## WHAT TO WORK ON
Using the records provided below, locate and copy each line that contains the word "continuing".

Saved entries
----
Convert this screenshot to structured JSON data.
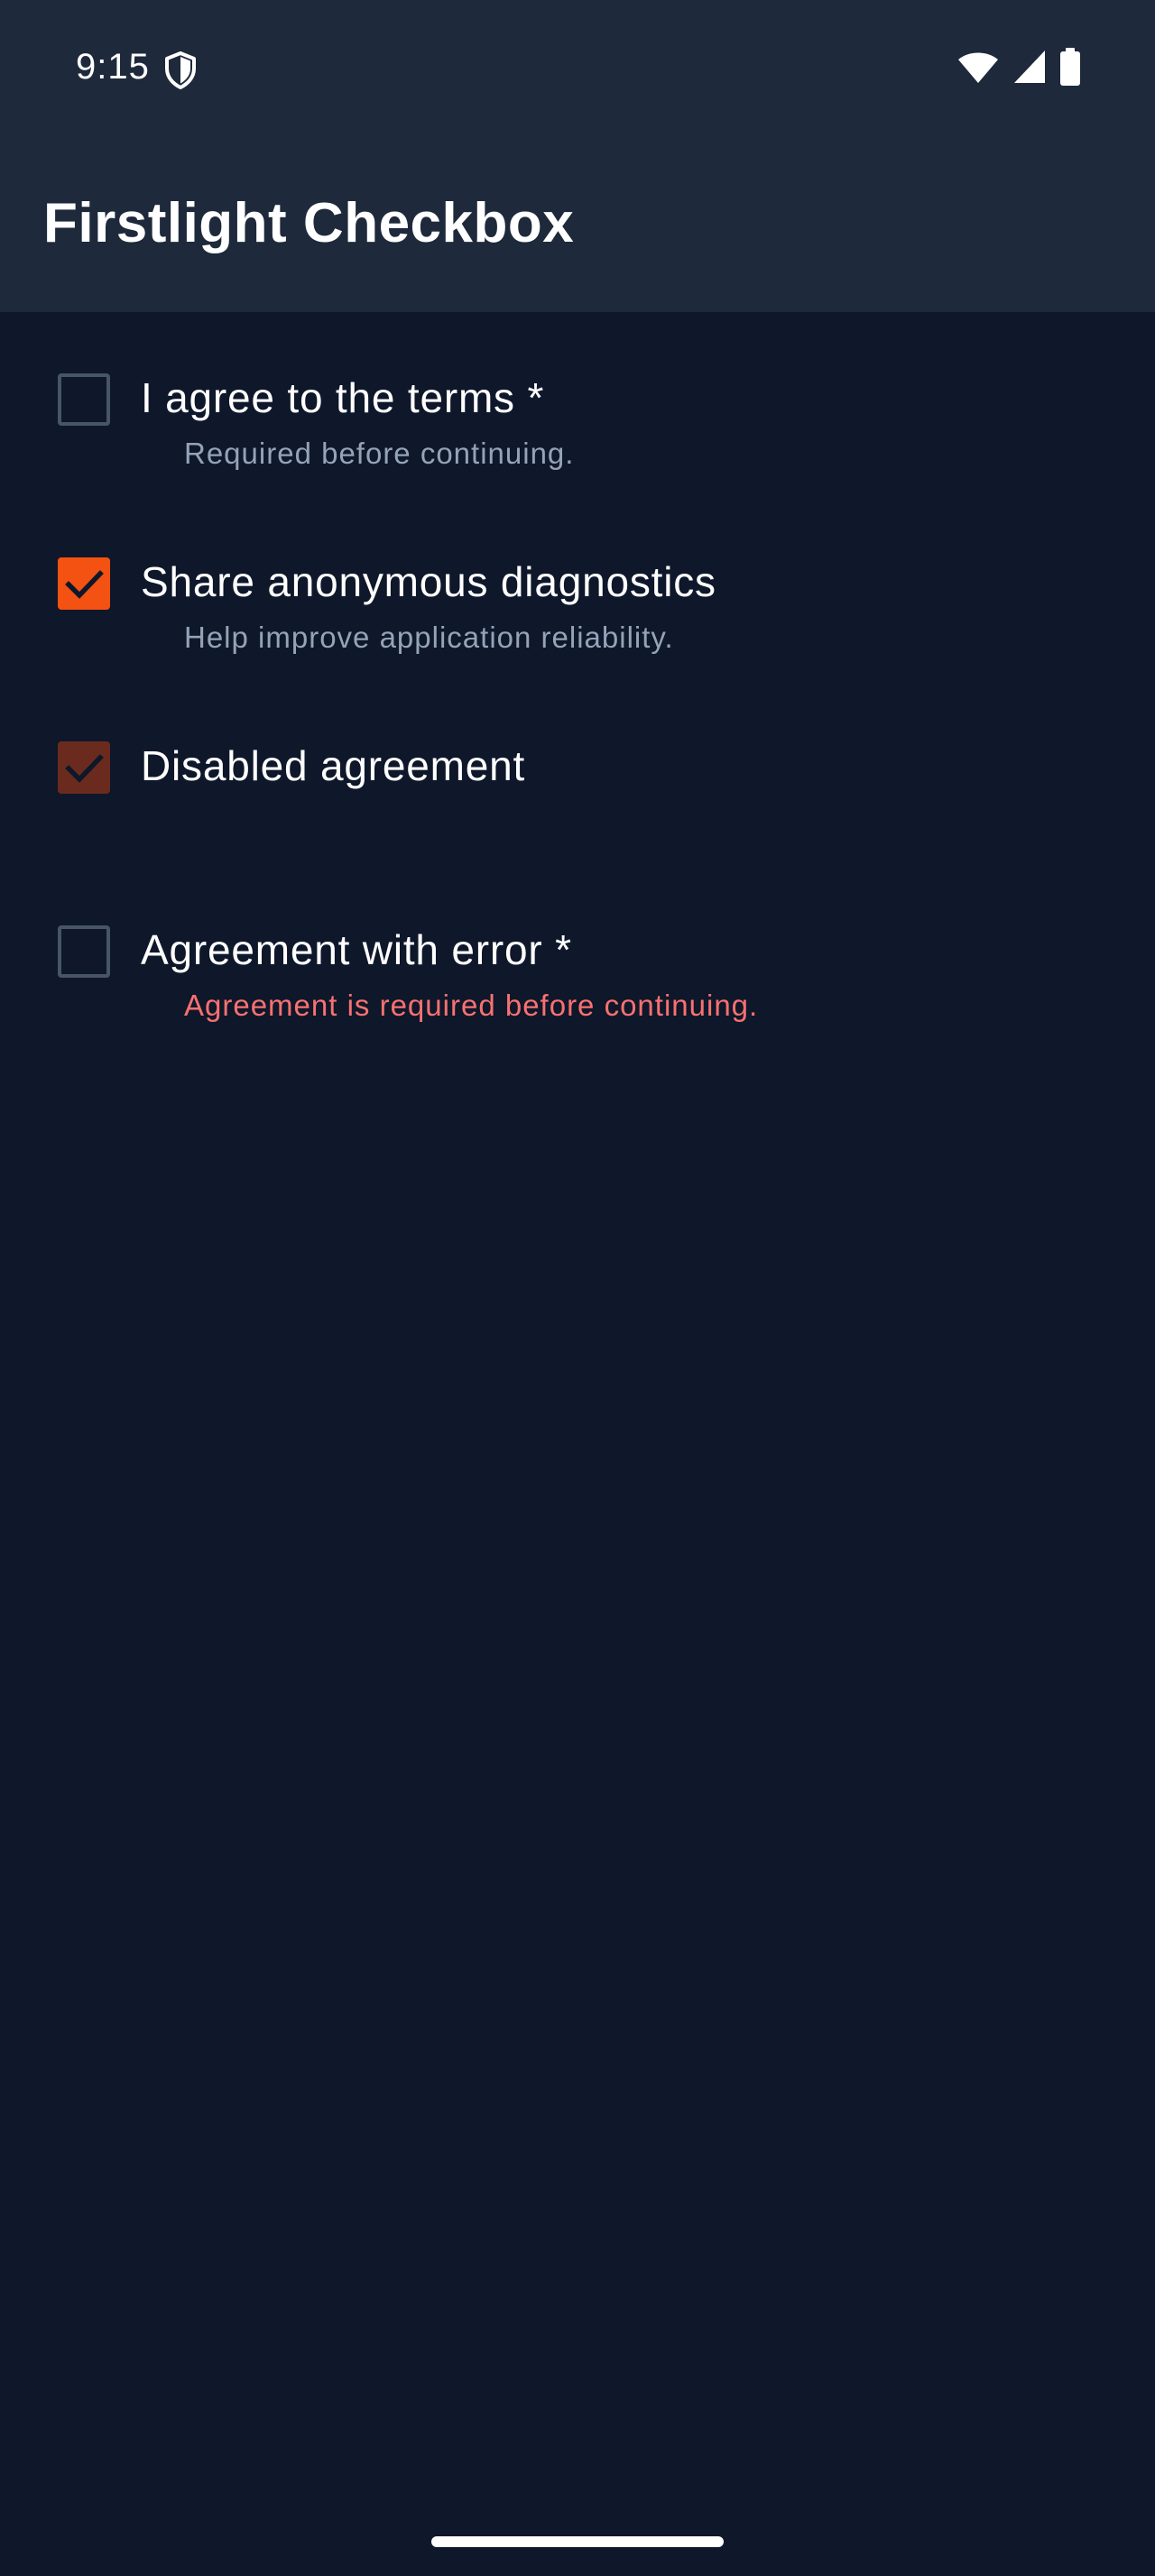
{
  "status_bar": {
    "time": "9:15",
    "icons": [
      "shield-icon",
      "wifi-icon",
      "signal-icon",
      "battery-icon"
    ]
  },
  "app_bar": {
    "title": "Firstlight Checkbox"
  },
  "checkboxes": [
    {
      "label": "I agree to the terms *",
      "helper": "Required before continuing.",
      "checked": false,
      "disabled": false,
      "error": false
    },
    {
      "label": "Share anonymous diagnostics",
      "helper": "Help improve application reliability.",
      "checked": true,
      "disabled": false,
      "error": false
    },
    {
      "label": "Disabled agreement",
      "helper": "",
      "checked": true,
      "disabled": true,
      "error": false
    },
    {
      "label": "Agreement with error *",
      "helper": "Agreement is required before continuing.",
      "checked": false,
      "disabled": false,
      "error": true
    }
  ],
  "colors": {
    "background": "#0f172a",
    "app_bar": "#1e293b",
    "accent": "#f45212",
    "disabled_accent": "#6a2b1e",
    "error": "#f87171",
    "helper_text": "#94a3b8",
    "unchecked_border": "#475569"
  }
}
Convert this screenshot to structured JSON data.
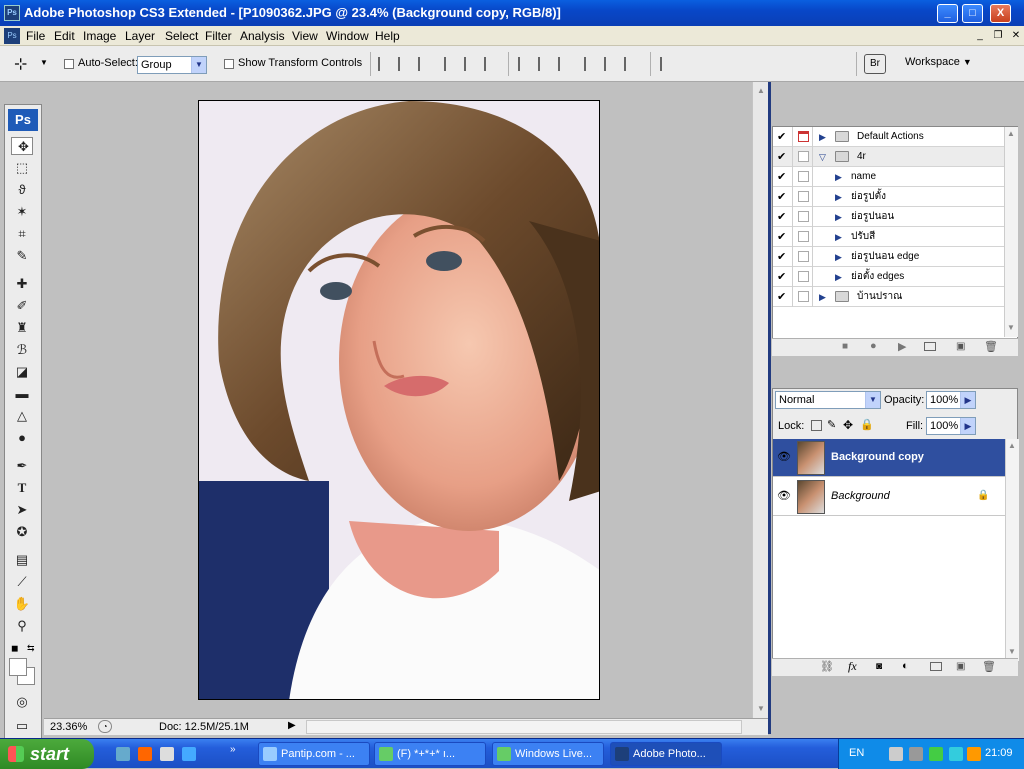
----
## WRITTEN ANSWER
      "helper": "Required before continuing.",
      "helper": "Agreement is required before continuing.",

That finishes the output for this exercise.